In your copy, each record should read exactly as it does below, and no pictures should be present.

══ Provided data

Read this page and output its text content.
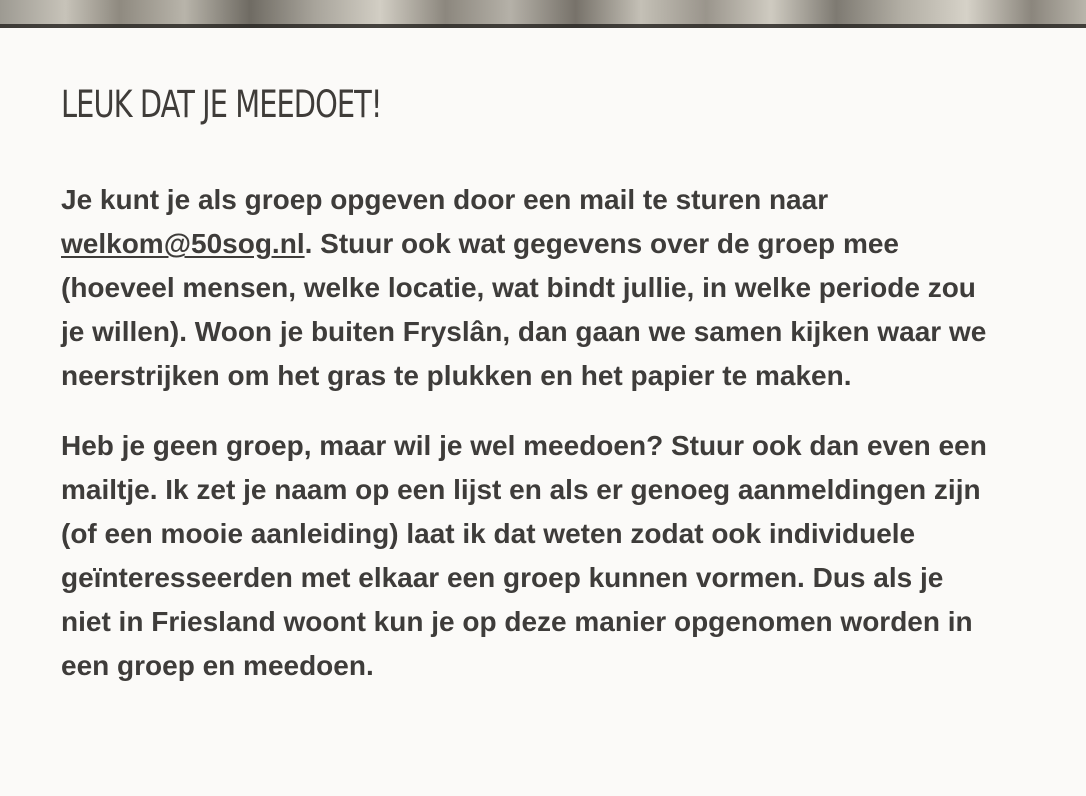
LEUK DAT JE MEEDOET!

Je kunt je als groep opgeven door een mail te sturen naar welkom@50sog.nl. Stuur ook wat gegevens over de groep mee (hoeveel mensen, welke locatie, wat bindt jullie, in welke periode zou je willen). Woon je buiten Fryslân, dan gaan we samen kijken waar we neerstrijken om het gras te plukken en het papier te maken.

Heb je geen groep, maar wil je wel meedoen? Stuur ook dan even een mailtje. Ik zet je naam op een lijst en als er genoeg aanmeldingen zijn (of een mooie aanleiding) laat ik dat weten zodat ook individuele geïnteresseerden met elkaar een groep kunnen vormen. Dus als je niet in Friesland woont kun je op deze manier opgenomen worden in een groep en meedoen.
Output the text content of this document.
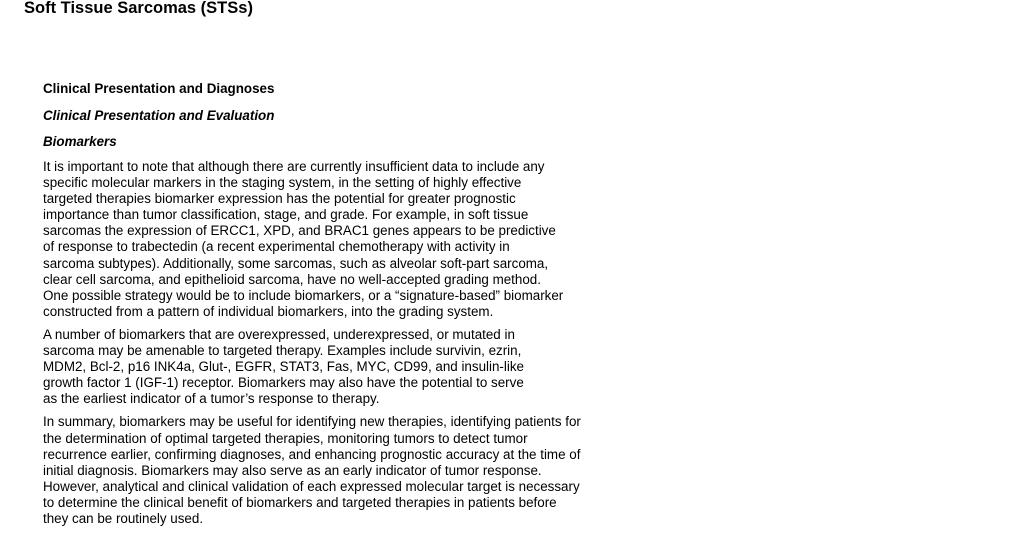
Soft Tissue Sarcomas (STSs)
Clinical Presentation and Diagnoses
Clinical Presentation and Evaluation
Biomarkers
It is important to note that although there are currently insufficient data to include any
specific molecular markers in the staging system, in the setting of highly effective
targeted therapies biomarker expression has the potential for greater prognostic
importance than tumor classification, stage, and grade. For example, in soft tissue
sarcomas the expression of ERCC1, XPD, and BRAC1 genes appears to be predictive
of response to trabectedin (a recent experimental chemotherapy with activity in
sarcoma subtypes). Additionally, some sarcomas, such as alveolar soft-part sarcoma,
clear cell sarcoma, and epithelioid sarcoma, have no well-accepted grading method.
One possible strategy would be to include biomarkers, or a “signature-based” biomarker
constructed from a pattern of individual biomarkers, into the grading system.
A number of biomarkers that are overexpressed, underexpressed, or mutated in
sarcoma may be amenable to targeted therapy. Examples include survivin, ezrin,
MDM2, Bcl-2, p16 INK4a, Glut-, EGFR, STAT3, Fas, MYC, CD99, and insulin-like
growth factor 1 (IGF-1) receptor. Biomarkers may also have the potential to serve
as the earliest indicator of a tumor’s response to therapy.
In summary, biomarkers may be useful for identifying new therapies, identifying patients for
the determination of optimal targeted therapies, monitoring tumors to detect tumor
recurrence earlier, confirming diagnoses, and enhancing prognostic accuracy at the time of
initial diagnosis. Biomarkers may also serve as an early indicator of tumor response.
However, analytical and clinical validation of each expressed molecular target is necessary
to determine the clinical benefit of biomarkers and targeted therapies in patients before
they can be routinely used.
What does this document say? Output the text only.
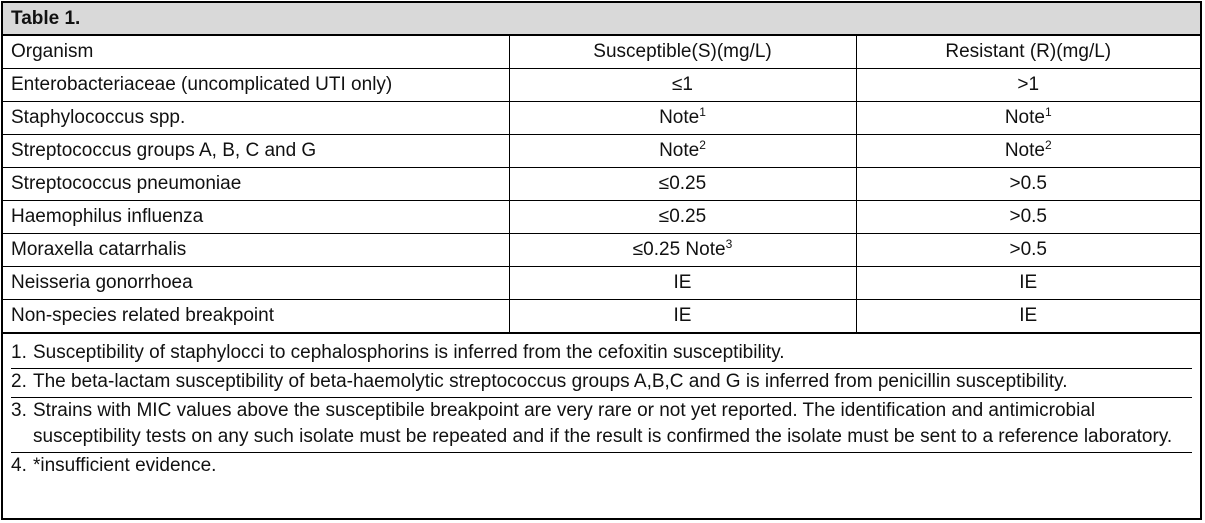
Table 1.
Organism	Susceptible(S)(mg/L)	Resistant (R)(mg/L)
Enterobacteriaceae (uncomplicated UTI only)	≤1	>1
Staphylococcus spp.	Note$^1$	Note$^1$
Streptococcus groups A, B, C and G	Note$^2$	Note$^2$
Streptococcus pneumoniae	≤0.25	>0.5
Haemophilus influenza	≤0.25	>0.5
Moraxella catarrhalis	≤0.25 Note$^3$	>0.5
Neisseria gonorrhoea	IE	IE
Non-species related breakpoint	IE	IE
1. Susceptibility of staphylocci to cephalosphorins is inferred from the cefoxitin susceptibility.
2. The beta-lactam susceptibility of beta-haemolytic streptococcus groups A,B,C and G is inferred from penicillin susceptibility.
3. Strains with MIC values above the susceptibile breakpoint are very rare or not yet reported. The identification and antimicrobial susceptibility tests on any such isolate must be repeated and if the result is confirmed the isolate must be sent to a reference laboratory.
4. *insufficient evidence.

════

Answer for the task →
Read this page and output its text content.
LEUK DAT JE MEEDOET!

Je kunt je als groep opgeven door een mail te sturen naar welkom@50sog.nl. Stuur ook wat gegevens over de groep mee (hoeveel mensen, welke locatie, wat bindt jullie, in welke periode zou je willen). Woon je buiten Fryslân, dan gaan we samen kijken waar we neerstrijken om het gras te plukken en het papier te maken.

Heb je geen groep, maar wil je wel meedoen? Stuur ook dan even een mailtje. Ik zet je naam op een lijst en als er genoeg aanmeldingen zijn (of een mooie aanleiding) laat ik dat weten zodat ook individuele geïnteresseerden met elkaar een groep kunnen vormen. Dus als je niet in Friesland woont kun je op deze manier opgenomen worden in een groep en meedoen.
Output the text content of this document.
Soft Tissue Sarcomas (STSs)
Clinical Presentation and Diagnoses
Clinical Presentation and Evaluation
Biomarkers
It is important to note that although there are currently insufficient data to include any
specific molecular markers in the staging system, in the setting of highly effective
targeted therapies biomarker expression has the potential for greater prognostic
importance than tumor classification, stage, and grade. For example, in soft tissue
sarcomas the expression of ERCC1, XPD, and BRAC1 genes appears to be predictive
of response to trabectedin (a recent experimental chemotherapy with activity in
sarcoma subtypes). Additionally, some sarcomas, such as alveolar soft-part sarcoma,
clear cell sarcoma, and epithelioid sarcoma, have no well-accepted grading method.
One possible strategy would be to include biomarkers, or a “signature-based” biomarker
constructed from a pattern of individual biomarkers, into the grading system.
A number of biomarkers that are overexpressed, underexpressed, or mutated in
sarcoma may be amenable to targeted therapy. Examples include survivin, ezrin,
MDM2, Bcl-2, p16 INK4a, Glut-, EGFR, STAT3, Fas, MYC, CD99, and insulin-like
growth factor 1 (IGF-1) receptor. Biomarkers may also have the potential to serve
as the earliest indicator of a tumor’s response to therapy.
In summary, biomarkers may be useful for identifying new therapies, identifying patients for
the determination of optimal targeted therapies, monitoring tumors to detect tumor
recurrence earlier, confirming diagnoses, and enhancing prognostic accuracy at the time of
initial diagnosis. Biomarkers may also serve as an early indicator of tumor response.
However, analytical and clinical validation of each expressed molecular target is necessary
to determine the clinical benefit of biomarkers and targeted therapies in patients before
they can be routinely used.
What does this document say? Output the text only.
Table 1.
Organism	Susceptible(S)(mg/L)	Resistant (R)(mg/L)
Enterobacteriaceae (uncomplicated UTI only)	≤1	>1
Staphylococcus spp.	Note$^1$	Note$^1$
Streptococcus groups A, B, C and G	Note$^2$	Note$^2$
Streptococcus pneumoniae	≤0.25	>0.5
Haemophilus influenza	≤0.25	>0.5
Moraxella catarrhalis	≤0.25 Note$^3$	>0.5
Neisseria gonorrhoea	IE	IE
Non-species related breakpoint	IE	IE
1. Susceptibility of staphylocci to cephalosphorins is inferred from the cefoxitin susceptibility.
2. The beta-lactam susceptibility of beta-haemolytic streptococcus groups A,B,C and G is inferred from penicillin susceptibility.
3. Strains with MIC values above the susceptibile breakpoint are very rare or not yet reported. The identification and antimicrobial susceptibility tests on any such isolate must be repeated and if the result is confirmed the isolate must be sent to a reference laboratory.
4. *insufficient evidence.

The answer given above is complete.